◆ SET TASK: Show every line of the records below that contains the word "Business".

◆ ITEMS:
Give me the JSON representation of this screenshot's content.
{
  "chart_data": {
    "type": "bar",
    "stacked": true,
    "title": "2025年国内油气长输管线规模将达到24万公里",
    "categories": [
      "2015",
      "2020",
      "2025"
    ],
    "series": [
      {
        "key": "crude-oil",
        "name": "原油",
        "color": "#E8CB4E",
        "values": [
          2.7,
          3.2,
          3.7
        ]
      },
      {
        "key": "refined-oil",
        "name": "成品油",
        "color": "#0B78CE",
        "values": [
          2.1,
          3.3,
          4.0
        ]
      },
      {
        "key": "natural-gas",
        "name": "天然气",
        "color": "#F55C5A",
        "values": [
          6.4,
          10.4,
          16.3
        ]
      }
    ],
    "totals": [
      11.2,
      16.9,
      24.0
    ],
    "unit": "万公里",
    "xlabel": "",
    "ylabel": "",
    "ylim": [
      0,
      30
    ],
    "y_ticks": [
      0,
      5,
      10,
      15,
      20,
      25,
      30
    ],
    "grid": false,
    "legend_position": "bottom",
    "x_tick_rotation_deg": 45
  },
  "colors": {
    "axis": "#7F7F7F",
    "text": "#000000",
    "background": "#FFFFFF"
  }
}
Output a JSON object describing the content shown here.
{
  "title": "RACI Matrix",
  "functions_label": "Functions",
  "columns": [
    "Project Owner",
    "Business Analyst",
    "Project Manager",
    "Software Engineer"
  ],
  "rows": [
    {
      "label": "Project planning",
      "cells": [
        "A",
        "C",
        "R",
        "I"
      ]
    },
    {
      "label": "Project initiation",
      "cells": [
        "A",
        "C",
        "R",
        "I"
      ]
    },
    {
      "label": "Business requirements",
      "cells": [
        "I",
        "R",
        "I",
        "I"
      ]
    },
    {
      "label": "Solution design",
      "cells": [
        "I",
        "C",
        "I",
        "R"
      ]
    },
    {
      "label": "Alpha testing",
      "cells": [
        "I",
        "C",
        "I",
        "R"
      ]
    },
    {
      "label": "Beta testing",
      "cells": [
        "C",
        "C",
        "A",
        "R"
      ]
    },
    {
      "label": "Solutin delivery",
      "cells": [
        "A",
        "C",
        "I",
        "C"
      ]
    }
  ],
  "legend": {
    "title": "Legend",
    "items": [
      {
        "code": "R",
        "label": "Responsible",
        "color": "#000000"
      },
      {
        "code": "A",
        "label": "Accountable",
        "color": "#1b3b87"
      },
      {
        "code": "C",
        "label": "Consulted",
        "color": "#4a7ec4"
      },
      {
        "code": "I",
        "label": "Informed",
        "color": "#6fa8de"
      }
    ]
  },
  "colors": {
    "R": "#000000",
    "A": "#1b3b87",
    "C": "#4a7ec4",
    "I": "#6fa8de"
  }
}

◆ WRITTEN RESPONSE:
    "Business Analyst",
      "label": "Business requirements",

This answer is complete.